WHAT YOU HAVE TO DO: Without the images, write out all of the following entries exactly.
## Begin
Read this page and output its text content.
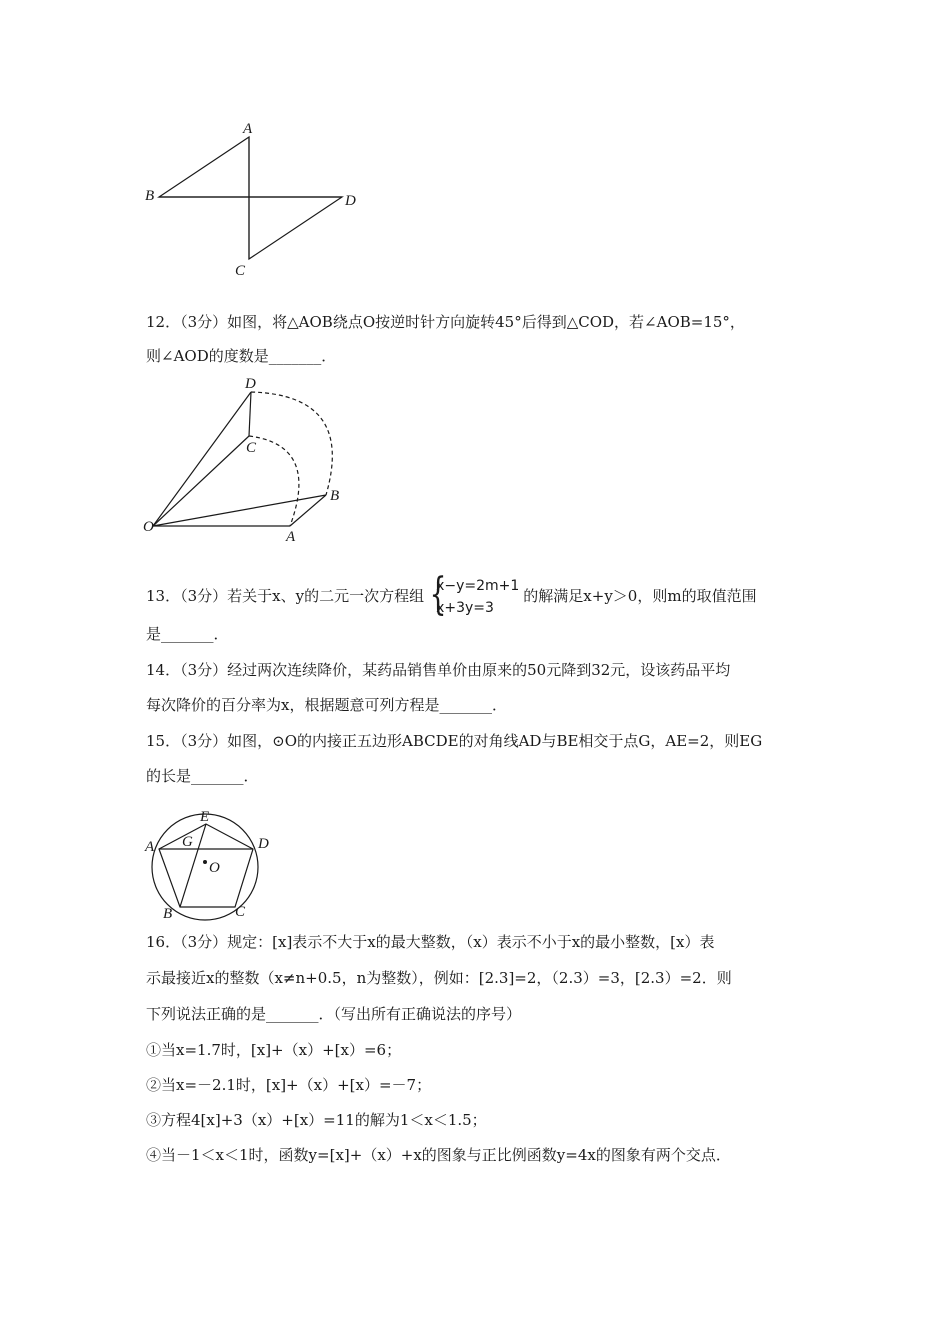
A
B
C
D
12．（3分）如图，将△AOB绕点O按逆时针方向旋转45°后得到△COD，若∠AOB=15°，
则∠AOD的度数是_______．
D
C
B
O
A
13．（3分）若关于x、y的二元一次方程组 {
x−y=2m+1
x+3y=3
的解满足x+y＞0，则m的取值范围
是_______．
14．（3分）经过两次连续降价，某药品销售单价由原来的50元降到32元，设该药品平均
每次降价的百分率为x，根据题意可列方程是_______．
15．（3分）如图，⊙O的内接正五边形ABCDE的对角线AD与BE相交于点G，AE=2，则EG
的长是_______．
E
A G	D
O
B	C
16．（3分）规定：[x]表示不大于x的最大整数，（x）表示不小于x的最小整数，[x）表
示最接近x的整数（x≠n+0.5，n为整数），例如：[2.3]=2，（2.3）=3，[2.3）=2．则
下列说法正确的是_______．（写出所有正确说法的序号）
①当x=1.7时，[x]+（x）+[x）=6；
②当x=－2.1时，[x]+（x）+[x）=－7；
③方程4[x]+3（x）+[x）=11的解为1＜x＜1.5；
④当－1＜x＜1时，函数y=[x]+（x）+x的图象与正比例函数y=4x的图象有两个交点．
## End
TASK OUTPUT:
Read this page and output its text content.
A
B
C
D
12．（3分）如图，将△AOB绕点O按逆时针方向旋转45°后得到△COD，若∠AOB=15°，
则∠AOD的度数是_______．
D
C
B
O
A
13．（3分）若关于x、y的二元一次方程组 {
x−y=2m+1
x+3y=3
的解满足x+y＞0，则m的取值范围
是_______．
14．（3分）经过两次连续降价，某药品销售单价由原来的50元降到32元，设该药品平均
每次降价的百分率为x，根据题意可列方程是_______．
15．（3分）如图，⊙O的内接正五边形ABCDE的对角线AD与BE相交于点G，AE=2，则EG
的长是_______．
E
A G	D
O
B	C
16．（3分）规定：[x]表示不大于x的最大整数，（x）表示不小于x的最小整数，[x）表
示最接近x的整数（x≠n+0.5，n为整数），例如：[2.3]=2，（2.3）=3，[2.3）=2．则
下列说法正确的是_______．（写出所有正确说法的序号）
①当x=1.7时，[x]+（x）+[x）=6；
②当x=－2.1时，[x]+（x）+[x）=－7；
③方程4[x]+3（x）+[x）=11的解为1＜x＜1.5；
④当－1＜x＜1时，函数y=[x]+（x）+x的图象与正比例函数y=4x的图象有两个交点．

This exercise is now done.